┌─ Records supplied
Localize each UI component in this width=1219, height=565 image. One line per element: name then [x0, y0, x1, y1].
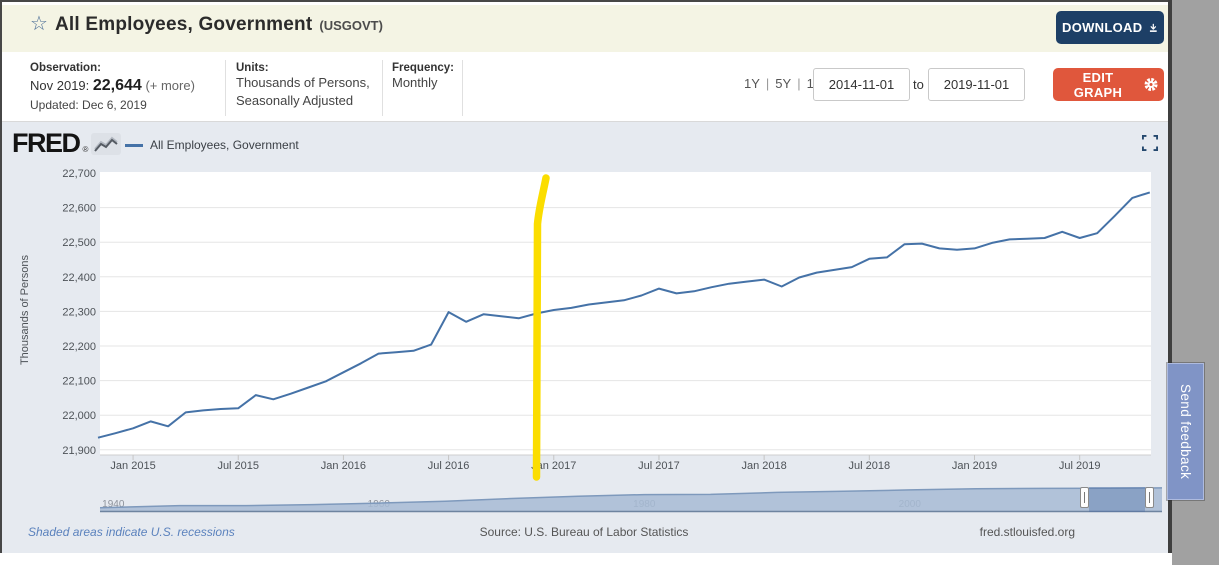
- frequency-column: Frequency: Monthly: [392, 62, 454, 92]
- site-link[interactable]: fred.stlouisfed.org: [935, 525, 1075, 539]
- legend-label: All Employees, Government: [150, 138, 299, 152]
- registered-mark: ®: [83, 145, 89, 154]
- fred-graph-page: ☆ All Employees, Government (USGOVT) DOW…: [0, 0, 1219, 565]
- date-to-label: to: [913, 77, 924, 92]
- info-divider: [462, 60, 463, 116]
- legend-line-swatch: [125, 144, 143, 147]
- edit-graph-label: EDIT GRAPH: [1059, 70, 1137, 100]
- window-border-left: [0, 0, 2, 553]
- observation-value-line: Nov 2019: 22,644 (+ more): [30, 77, 195, 95]
- fred-logo-text: FRED: [12, 130, 80, 156]
- window-border-top: [0, 0, 1172, 2]
- range-slider-right-handle[interactable]: [1145, 487, 1154, 508]
- units-line1: Thousands of Persons,: [236, 74, 370, 92]
- download-icon: [1149, 21, 1158, 35]
- end-date-input[interactable]: [928, 68, 1025, 101]
- units-line2: Seasonally Adjusted: [236, 92, 370, 110]
- info-divider: [225, 60, 226, 116]
- range-1y[interactable]: 1Y: [744, 76, 760, 91]
- date-range-slider[interactable]: [100, 486, 1163, 513]
- fred-sparkline-icon: [91, 133, 121, 155]
- send-feedback-label: Send feedback: [1178, 384, 1193, 479]
- observation-label: Observation:: [30, 62, 195, 74]
- observation-value: 22,644: [93, 77, 142, 94]
- observation-date: Nov 2019:: [30, 78, 93, 93]
- info-divider: [382, 60, 383, 116]
- download-button-label: DOWNLOAD: [1062, 20, 1142, 35]
- chart-legend: All Employees, Government: [125, 138, 299, 152]
- observation-more-link[interactable]: (+ more): [145, 78, 194, 93]
- title-row: All Employees, Government (USGOVT): [55, 14, 383, 36]
- series-id: (USGOVT): [319, 18, 383, 33]
- frequency-value: Monthly: [392, 74, 454, 92]
- edit-graph-button[interactable]: EDIT GRAPH: [1053, 68, 1164, 101]
- favorite-star-icon[interactable]: ☆: [30, 14, 48, 34]
- page-title: All Employees, Government: [55, 14, 312, 36]
- y-axis-title: Thousands of Persons: [19, 255, 31, 365]
- download-button[interactable]: DOWNLOAD: [1056, 11, 1164, 44]
- fullscreen-icon: [1142, 135, 1158, 151]
- gear-icon: [1144, 77, 1158, 92]
- fullscreen-button[interactable]: [1142, 135, 1158, 154]
- observation-updated: Updated: Dec 6, 2019: [30, 98, 195, 112]
- send-feedback-button[interactable]: Send feedback: [1167, 363, 1204, 500]
- fred-logo[interactable]: FRED ®: [12, 130, 121, 156]
- units-column: Units: Thousands of Persons, Seasonally …: [236, 62, 370, 109]
- chart-plot-area[interactable]: [100, 172, 1151, 455]
- units-label: Units:: [236, 62, 370, 74]
- start-date-input[interactable]: [813, 68, 910, 101]
- range-5y[interactable]: 5Y: [775, 76, 791, 91]
- range-slider-left-handle[interactable]: [1080, 487, 1089, 508]
- frequency-label: Frequency:: [392, 62, 454, 74]
- observation-column: Observation: Nov 2019: 22,644 (+ more) U…: [30, 62, 195, 112]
└─
** The request **
Copy all of the data above word for word, leaving out any picture.

** Task response **
Localize each UI component in this width=1219, height=565 image. One line per element: name then [x0, y0, x1, y1].
- frequency-column: Frequency: Monthly: [392, 62, 454, 92]
- site-link[interactable]: fred.stlouisfed.org: [935, 525, 1075, 539]
- legend-label: All Employees, Government: [150, 138, 299, 152]
- registered-mark: ®: [83, 145, 89, 154]
- fred-graph-page: ☆ All Employees, Government (USGOVT) DOW…: [0, 0, 1219, 565]
- date-to-label: to: [913, 77, 924, 92]
- info-divider: [462, 60, 463, 116]
- legend-line-swatch: [125, 144, 143, 147]
- edit-graph-label: EDIT GRAPH: [1059, 70, 1137, 100]
- window-border-left: [0, 0, 2, 553]
- observation-value-line: Nov 2019: 22,644 (+ more): [30, 77, 195, 95]
- fred-logo-text: FRED: [12, 130, 80, 156]
- window-border-top: [0, 0, 1172, 2]
- range-slider-right-handle[interactable]: [1145, 487, 1154, 508]
- units-line1: Thousands of Persons,: [236, 74, 370, 92]
- download-icon: [1149, 21, 1158, 35]
- end-date-input[interactable]: [928, 68, 1025, 101]
- units-line2: Seasonally Adjusted: [236, 92, 370, 110]
- info-divider: [225, 60, 226, 116]
- range-1y[interactable]: 1Y: [744, 76, 760, 91]
- date-range-slider[interactable]: [100, 486, 1163, 513]
- fred-sparkline-icon: [91, 133, 121, 155]
- send-feedback-label: Send feedback: [1178, 384, 1193, 479]
- observation-label: Observation:: [30, 62, 195, 74]
- observation-value: 22,644: [93, 77, 142, 94]
- observation-date: Nov 2019:: [30, 78, 93, 93]
- info-divider: [382, 60, 383, 116]
- download-button-label: DOWNLOAD: [1062, 20, 1142, 35]
- chart-legend: All Employees, Government: [125, 138, 299, 152]
- observation-more-link[interactable]: (+ more): [145, 78, 194, 93]
- title-row: All Employees, Government (USGOVT): [55, 14, 383, 36]
- series-id: (USGOVT): [319, 18, 383, 33]
- frequency-value: Monthly: [392, 74, 454, 92]
- edit-graph-button[interactable]: EDIT GRAPH: [1053, 68, 1164, 101]
- favorite-star-icon[interactable]: ☆: [30, 14, 48, 34]
- page-title: All Employees, Government: [55, 14, 312, 36]
- y-axis-title: Thousands of Persons: [19, 255, 31, 365]
- download-button[interactable]: DOWNLOAD: [1056, 11, 1164, 44]
- fullscreen-icon: [1142, 135, 1158, 151]
- gear-icon: [1144, 77, 1158, 92]
- fullscreen-button[interactable]: [1142, 135, 1158, 154]
- observation-updated: Updated: Dec 6, 2019: [30, 98, 195, 112]
- send-feedback-button[interactable]: Send feedback: [1167, 363, 1204, 500]
- fred-logo[interactable]: FRED ®: [12, 130, 121, 156]
- units-column: Units: Thousands of Persons, Seasonally …: [236, 62, 370, 109]
- chart-plot-area[interactable]: [100, 172, 1151, 455]
- units-label: Units:: [236, 62, 370, 74]
- start-date-input[interactable]: [813, 68, 910, 101]
- range-5y[interactable]: 5Y: [775, 76, 791, 91]
- range-slider-left-handle[interactable]: [1080, 487, 1089, 508]
- frequency-label: Frequency:: [392, 62, 454, 74]
- observation-column: Observation: Nov 2019: 22,644 (+ more) U…: [30, 62, 195, 112]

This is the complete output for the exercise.